*GIVEN PROBLEM*: Omit the images, then print each record below exactly as it reads.

*MATERIAL PROVIDED*:
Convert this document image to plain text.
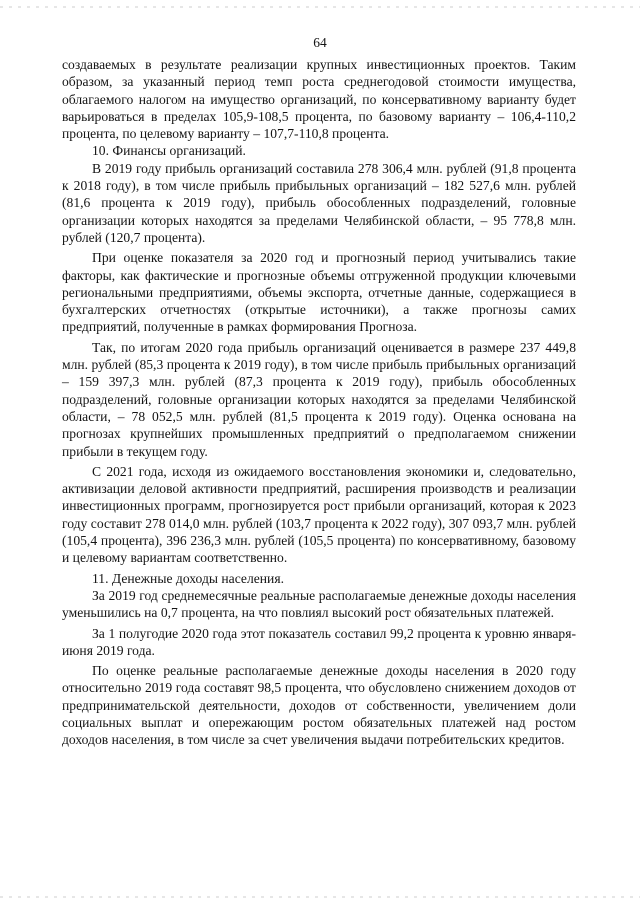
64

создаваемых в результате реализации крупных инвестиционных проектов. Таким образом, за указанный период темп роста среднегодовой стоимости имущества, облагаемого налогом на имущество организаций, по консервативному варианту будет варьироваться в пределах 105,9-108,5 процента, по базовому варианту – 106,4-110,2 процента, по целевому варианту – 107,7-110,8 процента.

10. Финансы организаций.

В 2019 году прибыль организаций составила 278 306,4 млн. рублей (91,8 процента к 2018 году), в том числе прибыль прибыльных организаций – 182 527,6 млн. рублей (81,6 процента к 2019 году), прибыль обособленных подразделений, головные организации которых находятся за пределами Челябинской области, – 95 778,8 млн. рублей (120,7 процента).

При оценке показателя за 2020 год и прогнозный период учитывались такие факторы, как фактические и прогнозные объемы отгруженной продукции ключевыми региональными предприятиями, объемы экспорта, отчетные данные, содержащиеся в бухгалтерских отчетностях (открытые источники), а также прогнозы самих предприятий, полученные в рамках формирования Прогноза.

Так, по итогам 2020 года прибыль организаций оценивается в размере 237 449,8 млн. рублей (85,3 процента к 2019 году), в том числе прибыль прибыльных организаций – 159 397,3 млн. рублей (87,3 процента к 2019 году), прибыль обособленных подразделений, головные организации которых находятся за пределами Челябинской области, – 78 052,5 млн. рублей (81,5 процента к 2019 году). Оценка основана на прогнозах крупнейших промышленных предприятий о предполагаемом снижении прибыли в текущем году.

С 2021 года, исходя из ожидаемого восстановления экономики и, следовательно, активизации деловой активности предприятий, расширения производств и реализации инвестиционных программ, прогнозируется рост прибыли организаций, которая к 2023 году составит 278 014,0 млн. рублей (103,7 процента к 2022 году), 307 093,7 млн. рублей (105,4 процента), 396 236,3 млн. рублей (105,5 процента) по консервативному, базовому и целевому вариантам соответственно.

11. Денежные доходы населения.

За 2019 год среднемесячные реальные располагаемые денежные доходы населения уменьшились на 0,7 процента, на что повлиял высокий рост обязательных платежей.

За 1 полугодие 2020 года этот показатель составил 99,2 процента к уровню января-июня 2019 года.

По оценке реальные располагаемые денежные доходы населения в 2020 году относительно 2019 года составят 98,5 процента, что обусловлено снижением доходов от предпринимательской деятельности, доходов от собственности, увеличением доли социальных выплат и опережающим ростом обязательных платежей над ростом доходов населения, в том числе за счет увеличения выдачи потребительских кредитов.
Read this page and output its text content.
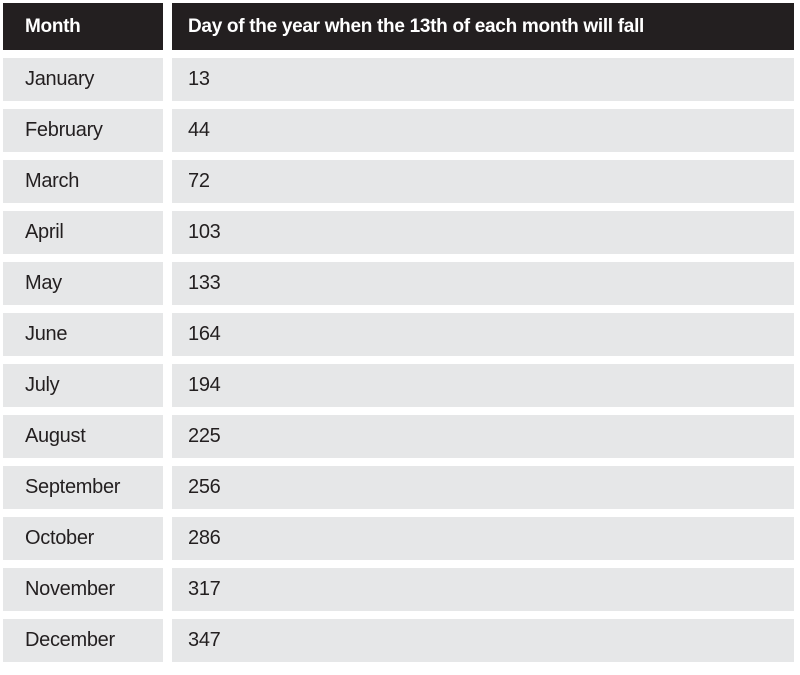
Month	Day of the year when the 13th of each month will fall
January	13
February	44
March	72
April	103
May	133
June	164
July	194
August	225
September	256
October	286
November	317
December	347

*EXERCISE RESPONSE*:
Convert this document image to plain text.
64

создаваемых в результате реализации крупных инвестиционных проектов. Таким образом, за указанный период темп роста среднегодовой стоимости имущества, облагаемого налогом на имущество организаций, по консервативному варианту будет варьироваться в пределах 105,9-108,5 процента, по базовому варианту – 106,4-110,2 процента, по целевому варианту – 107,7-110,8 процента.

10. Финансы организаций.

В 2019 году прибыль организаций составила 278 306,4 млн. рублей (91,8 процента к 2018 году), в том числе прибыль прибыльных организаций – 182 527,6 млн. рублей (81,6 процента к 2019 году), прибыль обособленных подразделений, головные организации которых находятся за пределами Челябинской области, – 95 778,8 млн. рублей (120,7 процента).

При оценке показателя за 2020 год и прогнозный период учитывались такие факторы, как фактические и прогнозные объемы отгруженной продукции ключевыми региональными предприятиями, объемы экспорта, отчетные данные, содержащиеся в бухгалтерских отчетностях (открытые источники), а также прогнозы самих предприятий, полученные в рамках формирования Прогноза.

Так, по итогам 2020 года прибыль организаций оценивается в размере 237 449,8 млн. рублей (85,3 процента к 2019 году), в том числе прибыль прибыльных организаций – 159 397,3 млн. рублей (87,3 процента к 2019 году), прибыль обособленных подразделений, головные организации которых находятся за пределами Челябинской области, – 78 052,5 млн. рублей (81,5 процента к 2019 году). Оценка основана на прогнозах крупнейших промышленных предприятий о предполагаемом снижении прибыли в текущем году.

С 2021 года, исходя из ожидаемого восстановления экономики и, следовательно, активизации деловой активности предприятий, расширения производств и реализации инвестиционных программ, прогнозируется рост прибыли организаций, которая к 2023 году составит 278 014,0 млн. рублей (103,7 процента к 2022 году), 307 093,7 млн. рублей (105,4 процента), 396 236,3 млн. рублей (105,5 процента) по консервативному, базовому и целевому вариантам соответственно.

11. Денежные доходы населения.

За 2019 год среднемесячные реальные располагаемые денежные доходы населения уменьшились на 0,7 процента, на что повлиял высокий рост обязательных платежей.

За 1 полугодие 2020 года этот показатель составил 99,2 процента к уровню января-июня 2019 года.

По оценке реальные располагаемые денежные доходы населения в 2020 году относительно 2019 года составят 98,5 процента, что обусловлено снижением доходов от предпринимательской деятельности, доходов от собственности, увеличением доли социальных выплат и опережающим ростом обязательных платежей над ростом доходов населения, в том числе за счет увеличения выдачи потребительских кредитов.
Read this page and output its text content.
Month	Day of the year when the 13th of each month will fall
January	13
February	44
March	72
April	103
May	133
June	164
July	194
August	225
September	256
October	286
November	317
December	347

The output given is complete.